--- START OF Passage given ---

Kei nga mana kei nga reo

Nau mai, tauti mai, 

ki tenei kaupapa nui,

hei āhukahuka i tēnei āhua, toi, ko te moemoeā.

Me tīmata ahau mā te korero

Mā te pohewa, mā te auaha hoki,

ka whakapuaki ngā kura e huna ana. 

With imagination and creativity a hidden jewel can be revealed.

It’s wonderful to join you for the launch of this very special exhibition.

From a purely personal point of view, I am delighted to see He Toi Pohewa come to Te Papa – I have always been fascinated by the magic and mystery of Surrealist art.

I am sure New Zealanders will be excited at the prospect of seeing works that have had such an enduring impact on the way art is made and regarded.

It’s a rare opportunity to view works that have influenced artists, writers, film-makers and designers around the world – and to see how Surrealism was investigated by artists in locations stretching from Paris to South America, from the 1920s to the 21st Century, working in film, painting, poetry, furniture and photography.

Cultural theorist Susan Sontag may have had Surrealism in mind when she said that good art has the capacity to make us nervous.

Almost a century after the earliest of these works were made, they still have the capacity to unsettle and provoke us.

The first Surrealists were responding to the carnage, trauma, and upheavals of the First World War; they challenged the thinking that inflicted such suffering on millions of people; and they wanted to bring about radical change and new and better ways of organising human society.

--- END OF Passage given ---

## Given exercise A
Answer these questions about the launch speech, one per line:
(i) Which exhibition has come to Te Papa?
(ii) Which cultural theorist is named?
(iii) What were the first Surrealists responding to?
## Given exercise B
Summarize the launch speech in two sentences.
## Given exercise C
Print the stretch of the launch speech from "Mā te pohewa, mā" through "very special exhibition.".
These entries were taken from a separate source.

--- START OF Data entries ---

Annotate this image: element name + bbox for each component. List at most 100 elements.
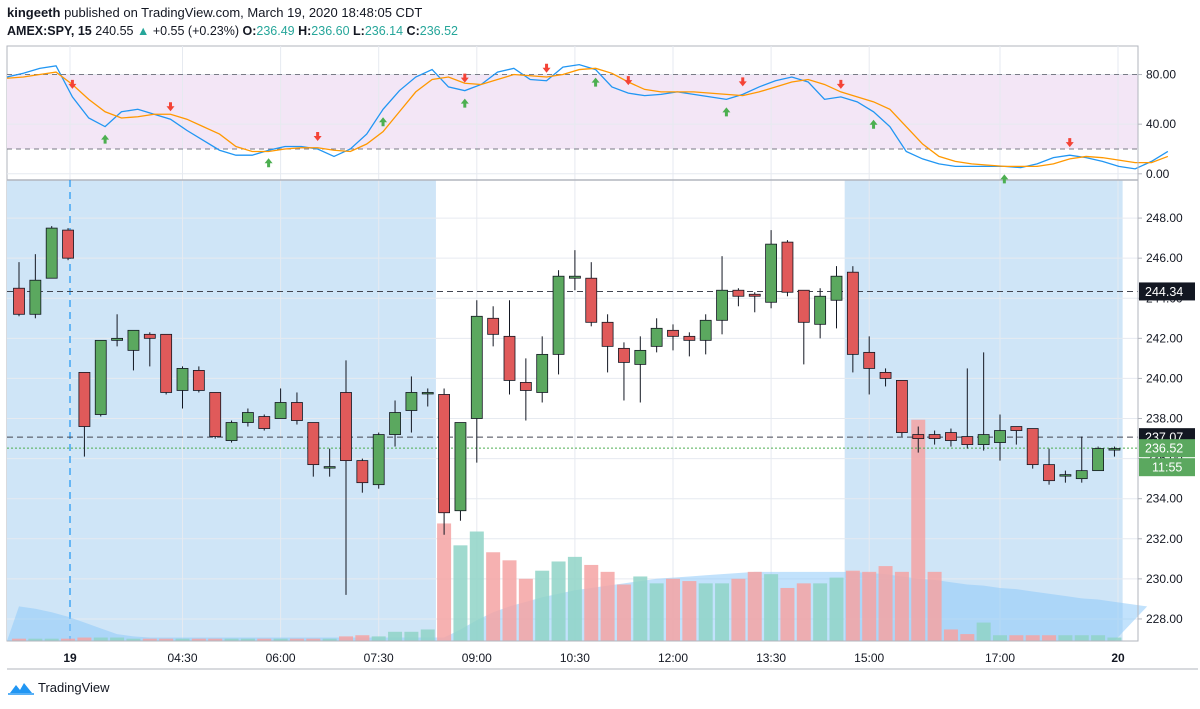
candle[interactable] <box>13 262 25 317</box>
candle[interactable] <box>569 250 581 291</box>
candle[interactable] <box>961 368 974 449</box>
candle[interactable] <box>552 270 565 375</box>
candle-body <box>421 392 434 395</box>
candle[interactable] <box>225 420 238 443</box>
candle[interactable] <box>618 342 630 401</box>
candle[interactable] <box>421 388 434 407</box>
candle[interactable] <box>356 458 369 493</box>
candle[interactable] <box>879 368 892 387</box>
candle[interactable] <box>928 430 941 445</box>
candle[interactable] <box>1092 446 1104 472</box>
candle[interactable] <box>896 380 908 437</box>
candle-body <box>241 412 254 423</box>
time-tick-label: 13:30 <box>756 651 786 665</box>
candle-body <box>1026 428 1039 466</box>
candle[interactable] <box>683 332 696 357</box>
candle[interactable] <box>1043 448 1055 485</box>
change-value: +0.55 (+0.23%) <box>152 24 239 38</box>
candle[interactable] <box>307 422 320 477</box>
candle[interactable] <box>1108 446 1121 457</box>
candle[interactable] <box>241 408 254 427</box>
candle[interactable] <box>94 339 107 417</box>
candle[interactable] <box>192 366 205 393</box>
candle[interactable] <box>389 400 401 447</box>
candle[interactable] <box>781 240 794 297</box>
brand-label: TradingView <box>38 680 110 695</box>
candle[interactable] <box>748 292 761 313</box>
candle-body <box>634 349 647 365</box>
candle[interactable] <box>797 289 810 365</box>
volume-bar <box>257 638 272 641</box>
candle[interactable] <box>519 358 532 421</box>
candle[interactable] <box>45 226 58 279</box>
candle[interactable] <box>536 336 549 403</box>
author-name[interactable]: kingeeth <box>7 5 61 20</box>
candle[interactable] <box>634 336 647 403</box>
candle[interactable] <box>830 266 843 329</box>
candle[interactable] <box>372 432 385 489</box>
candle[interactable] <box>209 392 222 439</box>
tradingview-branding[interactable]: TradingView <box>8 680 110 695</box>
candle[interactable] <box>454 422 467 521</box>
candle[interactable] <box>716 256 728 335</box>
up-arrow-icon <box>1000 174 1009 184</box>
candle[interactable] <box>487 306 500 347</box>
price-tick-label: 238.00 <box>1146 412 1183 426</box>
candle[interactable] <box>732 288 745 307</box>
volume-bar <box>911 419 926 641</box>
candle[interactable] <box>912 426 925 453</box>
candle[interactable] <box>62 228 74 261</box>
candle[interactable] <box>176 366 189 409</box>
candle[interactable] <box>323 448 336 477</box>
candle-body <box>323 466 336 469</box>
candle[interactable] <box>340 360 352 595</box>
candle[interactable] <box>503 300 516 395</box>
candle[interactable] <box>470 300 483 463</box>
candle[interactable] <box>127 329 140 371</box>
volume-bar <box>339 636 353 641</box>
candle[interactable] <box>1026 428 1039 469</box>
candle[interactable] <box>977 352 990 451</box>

--- END OF Data entries ---

## Exercise solution A
(i) He Toi Pohewa
(ii) Susan Sontag
(iii) The carnage, trauma, and upheavals of the First World War

## Exercise solution B
The launch speech welcomes guests to He Toi Pohewa, an exhibition of Surrealist art at Te Papa. It calls the show a rare chance to see influential works made from Paris to South America and from the 1920s to the 21st Century, works that still unsettle and provoke and that began with artists responding to the First World War and seeking radical change in how human society is organised.

## Exercise solution C
Mā te pohewa, mā te auaha hoki,

ka whakapuaki ngā kura e huna ana. 

With imagination and creativity a hidden jewel can be revealed.

It’s wonderful to join you for the launch of this very special exhibition.